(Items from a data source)
:::

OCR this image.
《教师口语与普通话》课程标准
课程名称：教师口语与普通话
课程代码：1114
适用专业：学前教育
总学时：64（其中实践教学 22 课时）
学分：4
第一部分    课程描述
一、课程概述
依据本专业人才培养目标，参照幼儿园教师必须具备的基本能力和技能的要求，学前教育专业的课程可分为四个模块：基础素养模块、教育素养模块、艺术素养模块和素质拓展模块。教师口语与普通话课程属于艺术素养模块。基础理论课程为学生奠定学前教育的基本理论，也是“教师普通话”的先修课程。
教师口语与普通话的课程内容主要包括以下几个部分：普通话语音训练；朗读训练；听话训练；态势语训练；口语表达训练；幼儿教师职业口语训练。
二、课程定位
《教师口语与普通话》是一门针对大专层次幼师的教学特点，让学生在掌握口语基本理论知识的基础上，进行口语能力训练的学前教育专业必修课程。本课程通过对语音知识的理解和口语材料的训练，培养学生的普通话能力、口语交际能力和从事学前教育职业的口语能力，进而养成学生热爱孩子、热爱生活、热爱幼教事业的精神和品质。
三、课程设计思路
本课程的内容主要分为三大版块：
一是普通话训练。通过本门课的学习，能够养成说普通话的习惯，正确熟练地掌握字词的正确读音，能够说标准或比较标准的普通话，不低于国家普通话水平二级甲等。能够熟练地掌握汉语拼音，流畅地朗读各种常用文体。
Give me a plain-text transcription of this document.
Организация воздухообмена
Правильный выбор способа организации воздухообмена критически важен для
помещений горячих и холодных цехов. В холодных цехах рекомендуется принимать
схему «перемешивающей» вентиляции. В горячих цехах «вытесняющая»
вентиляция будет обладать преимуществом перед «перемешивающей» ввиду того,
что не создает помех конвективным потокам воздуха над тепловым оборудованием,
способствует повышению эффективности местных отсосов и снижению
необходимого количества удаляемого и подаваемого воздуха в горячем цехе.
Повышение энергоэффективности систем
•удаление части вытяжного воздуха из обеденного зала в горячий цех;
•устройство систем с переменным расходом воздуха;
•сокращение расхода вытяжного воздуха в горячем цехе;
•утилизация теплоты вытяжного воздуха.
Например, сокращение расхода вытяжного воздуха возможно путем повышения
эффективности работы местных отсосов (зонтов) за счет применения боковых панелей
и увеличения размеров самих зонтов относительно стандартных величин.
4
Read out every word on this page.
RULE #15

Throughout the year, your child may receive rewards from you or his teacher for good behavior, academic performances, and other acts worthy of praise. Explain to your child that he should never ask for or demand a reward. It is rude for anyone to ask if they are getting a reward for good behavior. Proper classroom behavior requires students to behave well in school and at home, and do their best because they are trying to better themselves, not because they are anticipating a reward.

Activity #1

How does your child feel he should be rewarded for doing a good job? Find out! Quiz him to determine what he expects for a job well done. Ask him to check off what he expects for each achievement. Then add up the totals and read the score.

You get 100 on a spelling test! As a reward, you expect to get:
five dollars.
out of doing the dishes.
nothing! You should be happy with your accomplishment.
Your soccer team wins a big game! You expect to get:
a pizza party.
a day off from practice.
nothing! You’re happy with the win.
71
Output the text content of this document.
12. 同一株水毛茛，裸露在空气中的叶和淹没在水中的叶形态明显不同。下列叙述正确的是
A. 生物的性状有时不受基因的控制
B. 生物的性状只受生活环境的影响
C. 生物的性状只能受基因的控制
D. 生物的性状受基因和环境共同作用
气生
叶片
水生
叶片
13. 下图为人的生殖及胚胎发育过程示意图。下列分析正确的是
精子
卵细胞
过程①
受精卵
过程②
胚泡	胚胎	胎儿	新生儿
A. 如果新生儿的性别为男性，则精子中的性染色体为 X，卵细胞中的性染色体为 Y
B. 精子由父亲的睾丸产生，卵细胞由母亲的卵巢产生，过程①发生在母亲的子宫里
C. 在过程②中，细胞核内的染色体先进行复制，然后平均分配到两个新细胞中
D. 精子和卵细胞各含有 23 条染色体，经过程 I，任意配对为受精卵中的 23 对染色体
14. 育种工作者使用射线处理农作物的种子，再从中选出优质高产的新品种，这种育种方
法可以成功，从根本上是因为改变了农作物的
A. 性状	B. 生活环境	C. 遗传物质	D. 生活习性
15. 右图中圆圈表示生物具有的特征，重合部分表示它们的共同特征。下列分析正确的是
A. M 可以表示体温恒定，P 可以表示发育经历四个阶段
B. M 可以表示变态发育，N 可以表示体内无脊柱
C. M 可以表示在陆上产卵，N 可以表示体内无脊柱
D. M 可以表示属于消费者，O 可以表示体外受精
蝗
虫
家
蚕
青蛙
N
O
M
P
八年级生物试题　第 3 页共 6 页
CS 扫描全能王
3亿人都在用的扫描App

:::

__The problem__.
Exactly repeat the lines from the line that contains "Output the text content of this document." to the end of the entries, both included, and leave out all other lines.

__Task answer__.
Output the text content of this document.
12. 同一株水毛茛，裸露在空气中的叶和淹没在水中的叶形态明显不同。下列叙述正确的是
A. 生物的性状有时不受基因的控制
B. 生物的性状只受生活环境的影响
C. 生物的性状只能受基因的控制
D. 生物的性状受基因和环境共同作用
气生
叶片
水生
叶片
13. 下图为人的生殖及胚胎发育过程示意图。下列分析正确的是
精子
卵细胞
过程①
受精卵
过程②
胚泡	胚胎	胎儿	新生儿
A. 如果新生儿的性别为男性，则精子中的性染色体为 X，卵细胞中的性染色体为 Y
B. 精子由父亲的睾丸产生，卵细胞由母亲的卵巢产生，过程①发生在母亲的子宫里
C. 在过程②中，细胞核内的染色体先进行复制，然后平均分配到两个新细胞中
D. 精子和卵细胞各含有 23 条染色体，经过程 I，任意配对为受精卵中的 23 对染色体
14. 育种工作者使用射线处理农作物的种子，再从中选出优质高产的新品种，这种育种方
法可以成功，从根本上是因为改变了农作物的
A. 性状	B. 生活环境	C. 遗传物质	D. 生活习性
15. 右图中圆圈表示生物具有的特征，重合部分表示它们的共同特征。下列分析正确的是
A. M 可以表示体温恒定，P 可以表示发育经历四个阶段
B. M 可以表示变态发育，N 可以表示体内无脊柱
C. M 可以表示在陆上产卵，N 可以表示体内无脊柱
D. M 可以表示属于消费者，O 可以表示体外受精
蝗
虫
家
蚕
青蛙
N
O
M
P
八年级生物试题　第 3 页共 6 页
CS 扫描全能王
3亿人都在用的扫描App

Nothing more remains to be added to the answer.